* **Set exercise**:
Pull out every line below holding the word "Down".

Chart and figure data
%%

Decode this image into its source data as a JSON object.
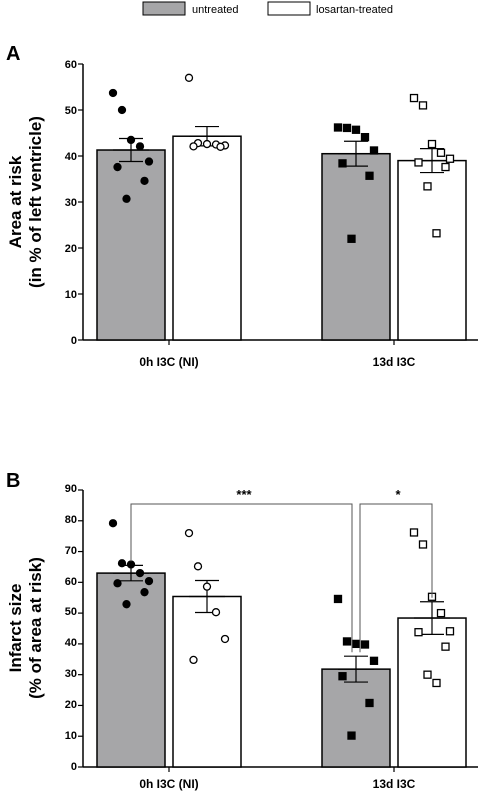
{
  "legend": {
    "untreated": "untreated",
    "treated": "losartan-treated"
  },
  "colors": {
    "untreated_fill": "#a6a6a8",
    "treated_fill": "#ffffff",
    "stroke": "#000000"
  },
  "chart_data": [
    {
      "type": "bar",
      "panel": "A",
      "ylabel": [
        "Area at risk",
        "(in % of left ventricle)"
      ],
      "ylim": [
        0,
        60
      ],
      "yticks": [
        0,
        10,
        20,
        30,
        40,
        50,
        60
      ],
      "categories": [
        "0h I3C (NI)",
        "13d I3C"
      ],
      "series": [
        {
          "name": "untreated",
          "values": [
            41.3,
            40.5
          ],
          "sem": [
            2.5,
            2.7
          ],
          "points": [
            [
              53.7,
              50.0,
              43.5,
              42.1,
              38.8,
              37.6,
              34.6,
              30.7
            ],
            [
              46.2,
              46.1,
              45.7,
              44.1,
              41.2,
              38.4,
              35.7,
              22.0
            ]
          ]
        },
        {
          "name": "losartan-treated",
          "values": [
            44.3,
            39.0
          ],
          "sem": [
            2.1,
            2.6
          ],
          "points": [
            [
              57.0,
              42.8,
              42.6,
              42.5,
              42.3,
              42.1,
              42.0
            ],
            [
              52.6,
              51.0,
              42.6,
              40.7,
              39.4,
              38.6,
              37.6,
              33.4,
              23.2
            ]
          ]
        }
      ]
    },
    {
      "type": "bar",
      "panel": "B",
      "ylabel": [
        "Infarct size",
        "(% of area at risk)"
      ],
      "ylim": [
        0,
        90
      ],
      "yticks": [
        0,
        10,
        20,
        30,
        40,
        50,
        60,
        70,
        80,
        90
      ],
      "categories": [
        "0h I3C (NI)",
        "13d I3C"
      ],
      "series": [
        {
          "name": "untreated",
          "values": [
            63.0,
            31.8
          ],
          "sem": [
            2.5,
            4.2
          ],
          "points": [
            [
              79.2,
              66.2,
              65.8,
              63.0,
              60.4,
              59.7,
              56.8,
              52.9
            ],
            [
              54.6,
              40.8,
              40.0,
              39.8,
              34.5,
              29.5,
              20.8,
              10.2
            ]
          ]
        },
        {
          "name": "losartan-treated",
          "values": [
            55.4,
            48.4
          ],
          "sem": [
            5.2,
            5.3
          ],
          "points": [
            [
              76.0,
              65.2,
              58.6,
              50.3,
              41.6,
              34.8
            ],
            [
              76.2,
              72.3,
              55.3,
              50.0,
              44.1,
              43.8,
              39.1,
              30.0,
              27.3
            ]
          ]
        }
      ],
      "annotations": [
        {
          "label": "***",
          "from": [
            0,
            0
          ],
          "to": [
            1,
            0
          ]
        },
        {
          "label": "*",
          "from": [
            1,
            0
          ],
          "to": [
            1,
            1
          ]
        }
      ]
    }
  ]
}
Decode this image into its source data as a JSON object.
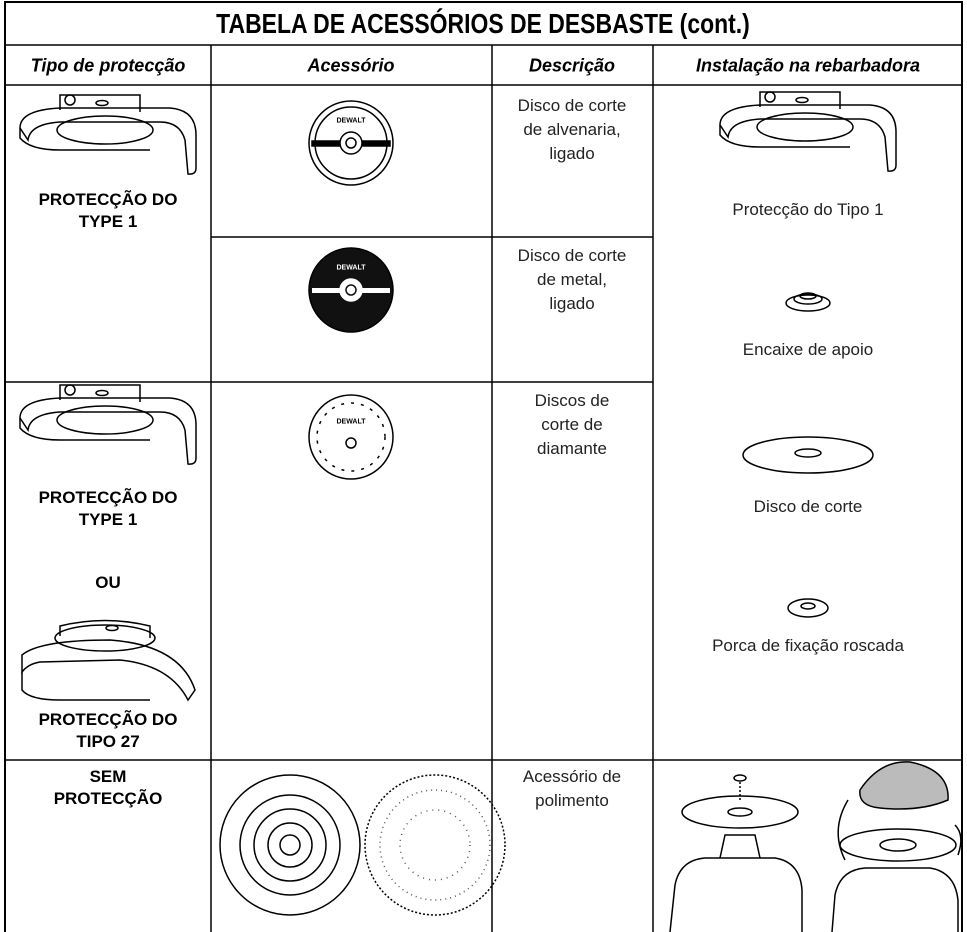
{
  "header": {
    "title": "TABELA DE ACESSÓRIOS DE DESBASTE (cont.)"
  },
  "columns": [
    "Tipo de protecção",
    "Acessório",
    "Descrição",
    "Instalação na rebarbadora"
  ],
  "logo": "DEWALT",
  "guards": [
    {
      "lines": [
        "PROTECÇÃO DO",
        "TYPE 1"
      ]
    },
    {
      "lines": [
        "PROTECÇÃO DO",
        "TYPE 1"
      ]
    },
    {
      "lines": [
        "OU"
      ]
    },
    {
      "lines": [
        "PROTECÇÃO DO",
        "TIPO 27"
      ]
    },
    {
      "lines": [
        "SEM",
        "PROTECÇÃO"
      ]
    }
  ],
  "descriptions": [
    {
      "lines": [
        "Disco de corte",
        "de alvenaria,",
        "ligado"
      ]
    },
    {
      "lines": [
        "Disco de corte",
        "de metal,",
        "ligado"
      ]
    },
    {
      "lines": [
        "Discos de",
        "corte de",
        "diamante"
      ]
    },
    {
      "lines": [
        "Acessório de",
        "polimento"
      ]
    }
  ],
  "installation": [
    "Protecção do Tipo 1",
    "Encaixe de apoio",
    "Disco de corte",
    "Porca de fixação roscada"
  ]
}
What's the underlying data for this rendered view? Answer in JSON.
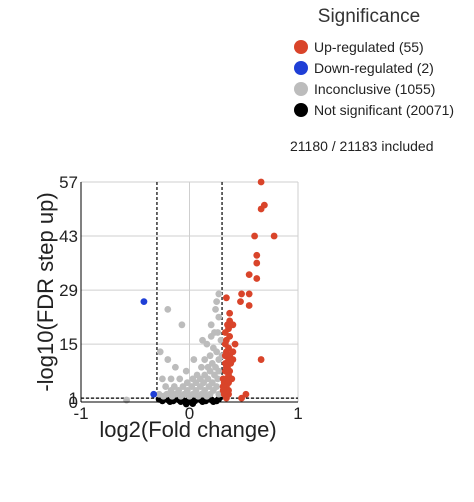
{
  "legend": {
    "title": "Significance",
    "items": [
      {
        "label": "Up-regulated (55)",
        "color": "#d9442a"
      },
      {
        "label": "Down-regulated (2)",
        "color": "#1f3fd6"
      },
      {
        "label": "Inconclusive (1055)",
        "color": "#bcbcbc"
      },
      {
        "label": "Not significant (20071)",
        "color": "#000000"
      }
    ]
  },
  "included_text": "21180 / 21183 included",
  "chart_data": {
    "type": "scatter",
    "xlabel": "log2(Fold change)",
    "ylabel": "-log10(FDR step up)",
    "xlim": [
      -1,
      1
    ],
    "ylim": [
      0,
      57
    ],
    "x_ticks": [
      "-1",
      "0",
      "1"
    ],
    "y_ticks": [
      "0",
      "1",
      "15",
      "29",
      "43",
      "57"
    ],
    "y_tick_values": [
      0,
      1,
      15,
      29,
      43,
      57
    ],
    "grid": true,
    "thresholds": {
      "x": [
        -0.3,
        0.3
      ],
      "y": 1
    },
    "series": [
      {
        "name": "Up-regulated (55)",
        "color": "#d9442a",
        "points": [
          [
            0.66,
            57
          ],
          [
            0.69,
            51
          ],
          [
            0.66,
            50
          ],
          [
            0.78,
            43
          ],
          [
            0.6,
            43
          ],
          [
            0.62,
            38
          ],
          [
            0.62,
            36
          ],
          [
            0.55,
            33
          ],
          [
            0.62,
            32
          ],
          [
            0.55,
            28
          ],
          [
            0.48,
            28
          ],
          [
            0.47,
            26
          ],
          [
            0.55,
            25
          ],
          [
            0.34,
            27
          ],
          [
            0.37,
            23
          ],
          [
            0.37,
            21
          ],
          [
            0.4,
            20
          ],
          [
            0.36,
            19
          ],
          [
            0.33,
            18
          ],
          [
            0.37,
            17
          ],
          [
            0.34,
            16
          ],
          [
            0.42,
            15
          ],
          [
            0.33,
            15
          ],
          [
            0.36,
            14
          ],
          [
            0.4,
            13
          ],
          [
            0.34,
            13
          ],
          [
            0.37,
            12
          ],
          [
            0.33,
            12
          ],
          [
            0.4,
            11
          ],
          [
            0.36,
            11
          ],
          [
            0.33,
            10
          ],
          [
            0.38,
            10
          ],
          [
            0.35,
            9
          ],
          [
            0.34,
            9
          ],
          [
            0.37,
            8
          ],
          [
            0.33,
            8
          ],
          [
            0.36,
            7
          ],
          [
            0.34,
            6
          ],
          [
            0.39,
            6
          ],
          [
            0.32,
            5
          ],
          [
            0.36,
            5
          ],
          [
            0.34,
            4
          ],
          [
            0.31,
            4
          ],
          [
            0.33,
            3
          ],
          [
            0.36,
            3
          ],
          [
            0.31,
            3
          ],
          [
            0.33,
            2
          ],
          [
            0.36,
            2
          ],
          [
            0.32,
            2
          ],
          [
            0.34,
            1
          ],
          [
            0.48,
            1
          ],
          [
            0.52,
            2
          ],
          [
            0.66,
            11
          ],
          [
            0.31,
            6
          ],
          [
            0.35,
            20
          ]
        ]
      },
      {
        "name": "Down-regulated (2)",
        "color": "#1f3fd6",
        "points": [
          [
            -0.42,
            26
          ],
          [
            -0.33,
            2
          ]
        ]
      },
      {
        "name": "Inconclusive (1055)",
        "color": "#bcbcbc",
        "points": [
          [
            0.27,
            28
          ],
          [
            0.24,
            24
          ],
          [
            0.27,
            22
          ],
          [
            0.2,
            20
          ],
          [
            0.23,
            18
          ],
          [
            0.26,
            18
          ],
          [
            0.2,
            17
          ],
          [
            0.16,
            15
          ],
          [
            0.22,
            14
          ],
          [
            0.25,
            13
          ],
          [
            0.19,
            12
          ],
          [
            0.27,
            11
          ],
          [
            0.14,
            11
          ],
          [
            0.21,
            10
          ],
          [
            0.24,
            9
          ],
          [
            0.17,
            9
          ],
          [
            0.11,
            9
          ],
          [
            0.27,
            8
          ],
          [
            0.19,
            8
          ],
          [
            0.14,
            7
          ],
          [
            0.23,
            7
          ],
          [
            0.07,
            7
          ],
          [
            0.26,
            6
          ],
          [
            0.17,
            6
          ],
          [
            0.1,
            6
          ],
          [
            0.03,
            6
          ],
          [
            0.21,
            5
          ],
          [
            0.13,
            5
          ],
          [
            0.06,
            5
          ],
          [
            -0.02,
            5
          ],
          [
            0.25,
            4
          ],
          [
            0.18,
            4
          ],
          [
            0.1,
            4
          ],
          [
            0.02,
            4
          ],
          [
            -0.06,
            4
          ],
          [
            0.22,
            3
          ],
          [
            0.14,
            3
          ],
          [
            0.06,
            3
          ],
          [
            -0.02,
            3
          ],
          [
            -0.1,
            3
          ],
          [
            -0.17,
            3
          ],
          [
            0.27,
            2
          ],
          [
            0.19,
            2
          ],
          [
            0.11,
            2
          ],
          [
            0.03,
            2
          ],
          [
            -0.05,
            2
          ],
          [
            -0.13,
            2
          ],
          [
            -0.21,
            2
          ],
          [
            -0.28,
            2
          ],
          [
            0.16,
            1.5
          ],
          [
            0.08,
            1.5
          ],
          [
            0,
            1.5
          ],
          [
            -0.08,
            1.5
          ],
          [
            -0.16,
            1.5
          ],
          [
            -0.24,
            1.5
          ],
          [
            -0.2,
            24
          ],
          [
            -0.07,
            20
          ],
          [
            -0.27,
            13
          ],
          [
            -0.2,
            11
          ],
          [
            -0.13,
            9
          ],
          [
            -0.25,
            6
          ],
          [
            -0.17,
            6
          ],
          [
            -0.09,
            6
          ],
          [
            -0.22,
            4
          ],
          [
            -0.14,
            4
          ],
          [
            0.29,
            16
          ],
          [
            0.25,
            26
          ],
          [
            0.12,
            16
          ],
          [
            0.04,
            11
          ],
          [
            -0.03,
            8
          ],
          [
            -0.58,
            0.5
          ],
          [
            0.3,
            12
          ]
        ]
      },
      {
        "name": "Not significant (20071)",
        "color": "#000000",
        "points": [
          [
            -0.2,
            0.6
          ],
          [
            -0.15,
            0.3
          ],
          [
            -0.1,
            0.6
          ],
          [
            -0.05,
            0.3
          ],
          [
            0,
            0.6
          ],
          [
            0.05,
            0.3
          ],
          [
            0.1,
            0.6
          ],
          [
            0.15,
            0.3
          ],
          [
            0.2,
            0.6
          ],
          [
            0.25,
            0.3
          ],
          [
            -0.25,
            0.3
          ],
          [
            -0.18,
            0.1
          ],
          [
            -0.08,
            0.1
          ],
          [
            0.02,
            0.1
          ],
          [
            0.12,
            0.1
          ],
          [
            0.22,
            0.1
          ],
          [
            -0.03,
            -0.5
          ],
          [
            0.03,
            -0.4
          ],
          [
            -0.12,
            0.9
          ],
          [
            0.08,
            0.9
          ],
          [
            0.17,
            0.9
          ],
          [
            -0.22,
            0.9
          ],
          [
            0.27,
            0.8
          ],
          [
            -0.28,
            0.7
          ]
        ]
      }
    ]
  }
}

%%

* **Finished answer**:
        "label": "Down-regulated (2)",
        "name": "Down-regulated (2)",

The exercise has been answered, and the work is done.